(Data excerpts)
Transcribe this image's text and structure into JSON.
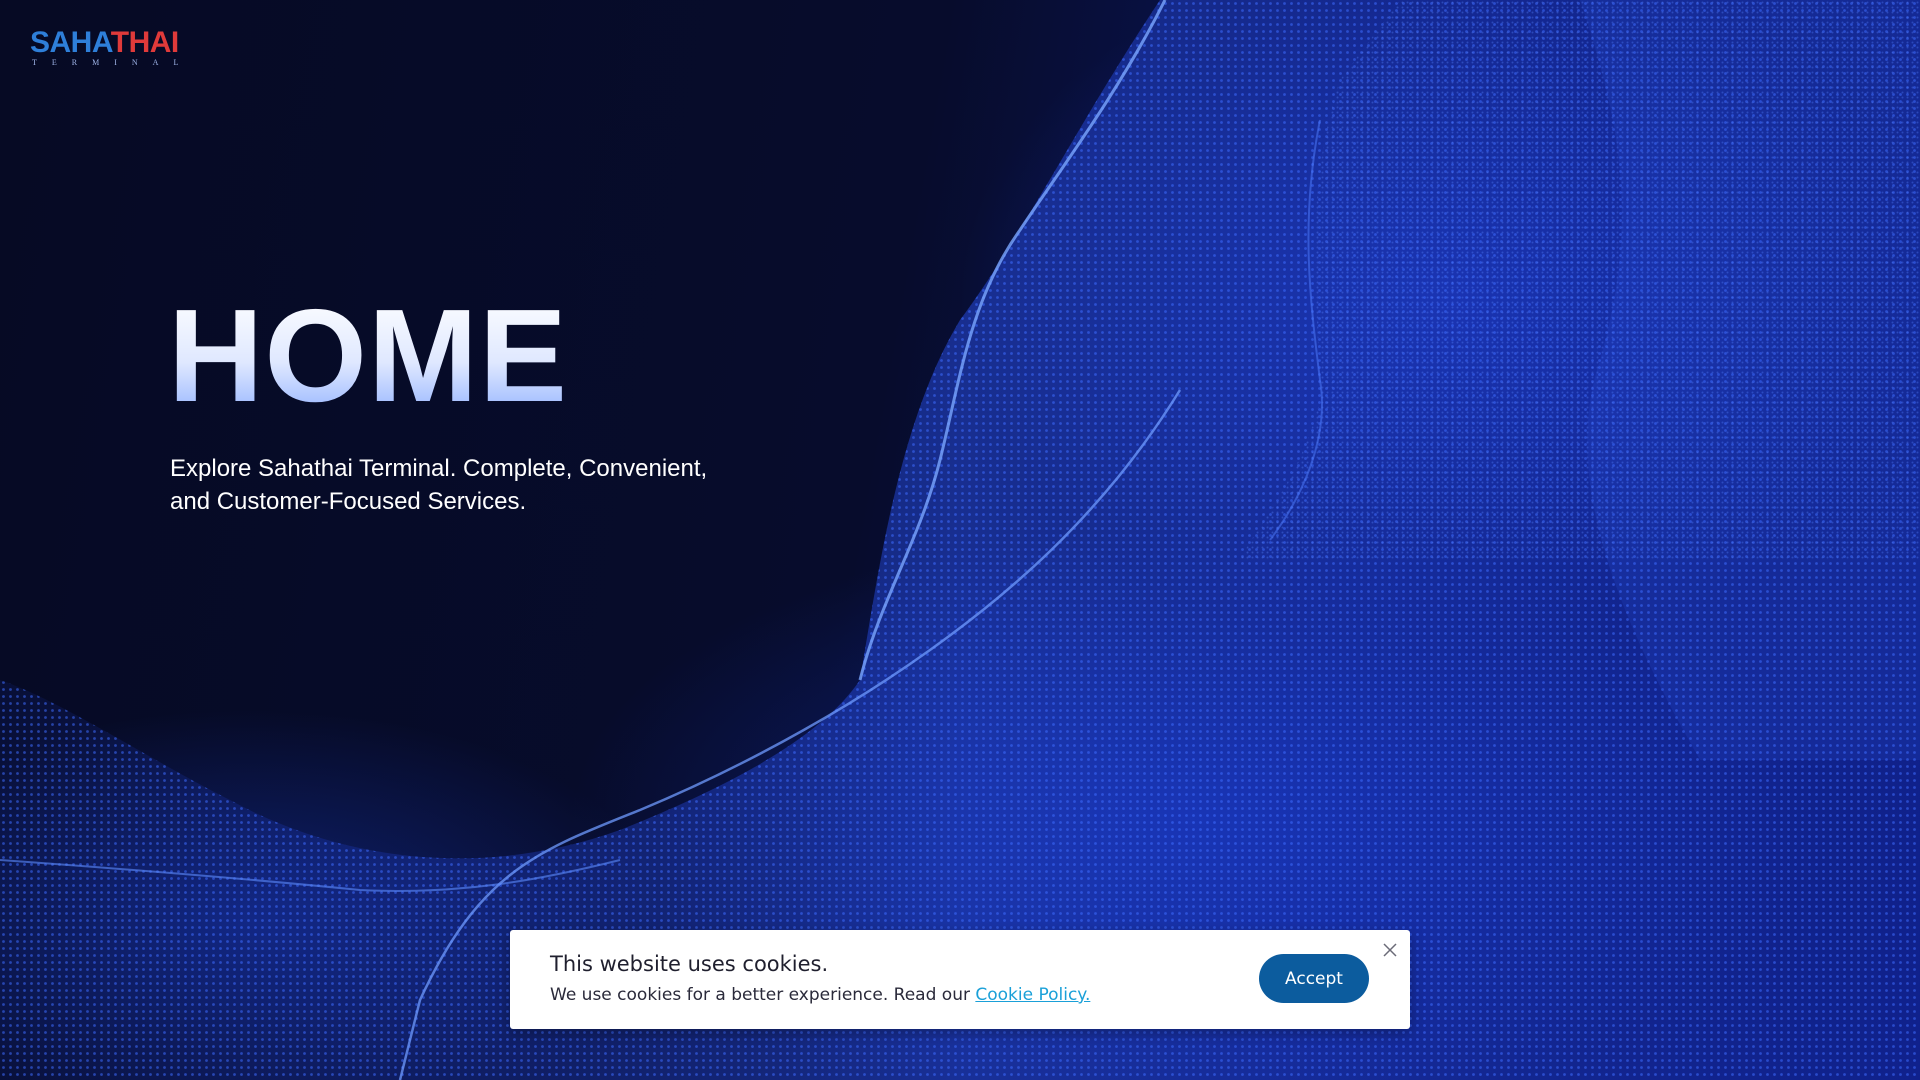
{
  "header": {
    "logo_text_part1": "SAHA",
    "logo_text_part2": "THAI",
    "logo_subtext": "TERMINAL"
  },
  "hero": {
    "title": "HOME",
    "subtitle_line1": "Explore Sahathai Terminal. Complete, Convenient,",
    "subtitle_line2": "and Customer-Focused Services."
  },
  "cookie_banner": {
    "title": "This website uses cookies.",
    "text": "We use cookies for a better experience. Read our ",
    "link_label": "Cookie Policy.",
    "accept_label": "Accept",
    "close_icon": "close-icon"
  },
  "colors": {
    "background": "#050a26",
    "wave_blue": "#2a5cff",
    "accept_button": "#0c5c9e",
    "link": "#1aa0d8",
    "logo_blue": "#2e7fd9",
    "logo_red": "#e03a3a"
  }
}
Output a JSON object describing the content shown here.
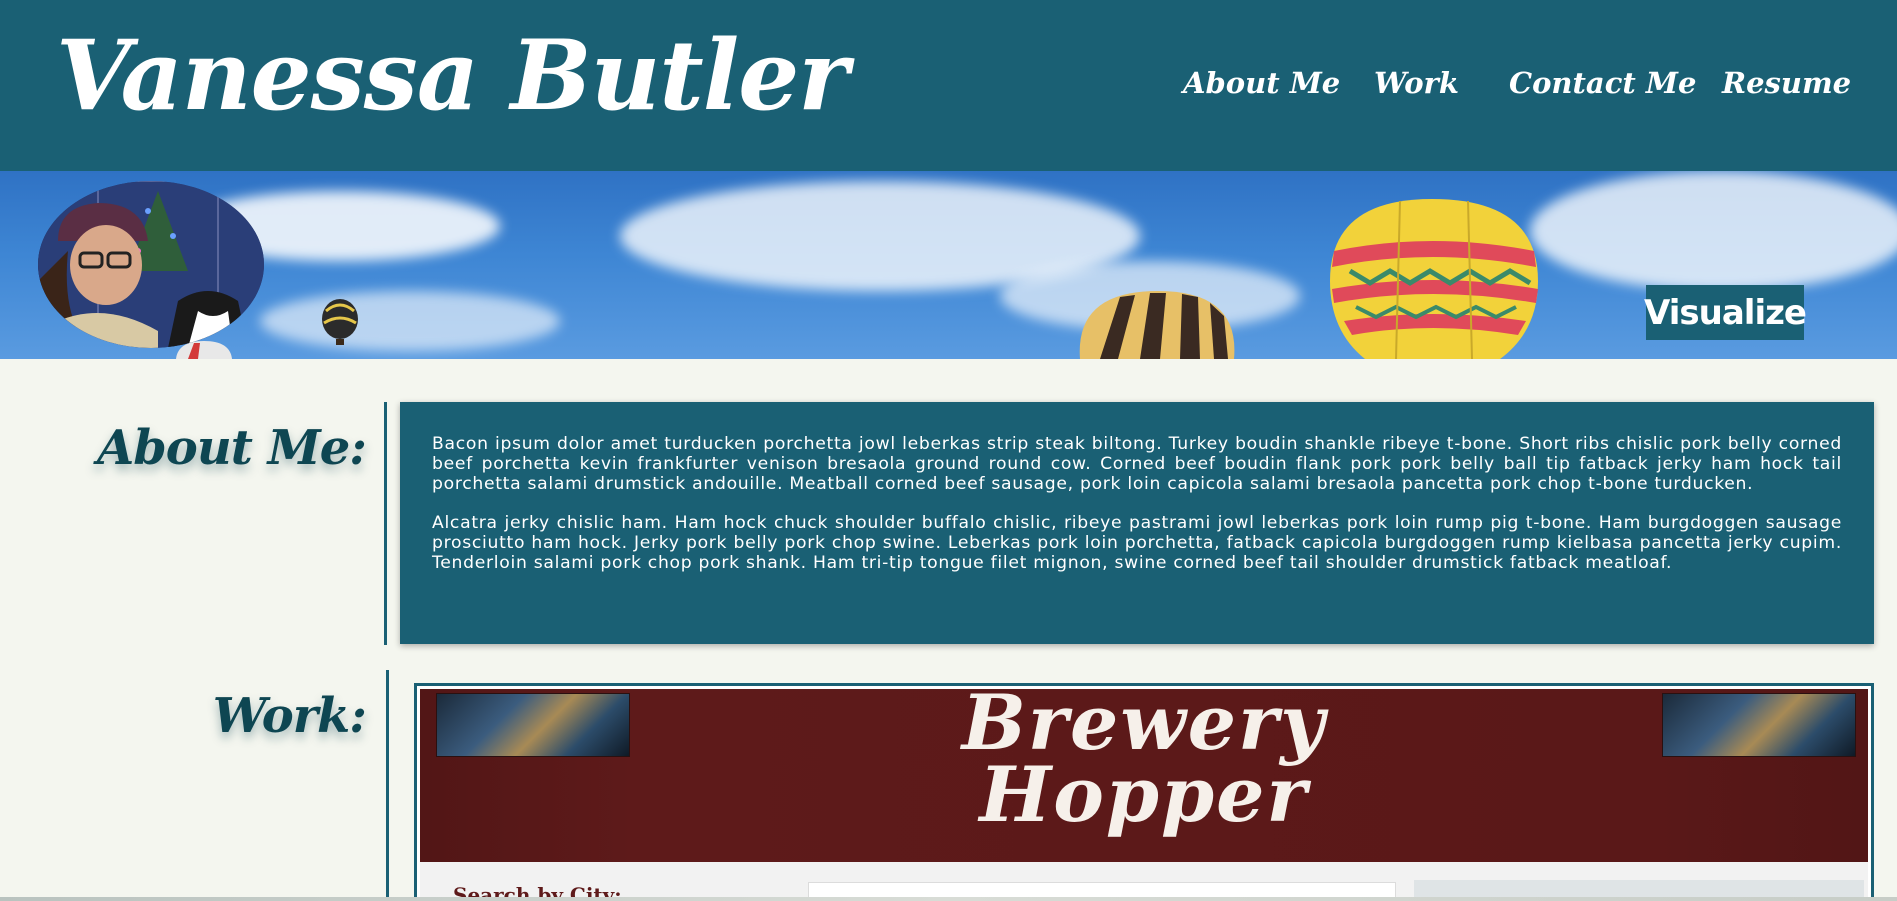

**WORK TO BE COMPLETED:**
Take the listing above and print it exactly, apart from the pictures.

**EXPECTED ANSWER:**
Transcribe this image's text and structure into JSON.
{
  "header": {
    "logo_text_part1": "SAHA",
    "logo_text_part2": "THAI",
    "logo_subtext": "TERMINAL"
  },
  "hero": {
    "title": "HOME",
    "subtitle_line1": "Explore Sahathai Terminal. Complete, Convenient,",
    "subtitle_line2": "and Customer-Focused Services."
  },
  "cookie_banner": {
    "title": "This website uses cookies.",
    "text": "We use cookies for a better experience. Read our ",
    "link_label": "Cookie Policy.",
    "accept_label": "Accept",
    "close_icon": "close-icon"
  },
  "colors": {
    "background": "#050a26",
    "wave_blue": "#2a5cff",
    "accept_button": "#0c5c9e",
    "link": "#1aa0d8",
    "logo_blue": "#2e7fd9",
    "logo_red": "#e03a3a"
  }
}
Output a JSON object describing the content shown here.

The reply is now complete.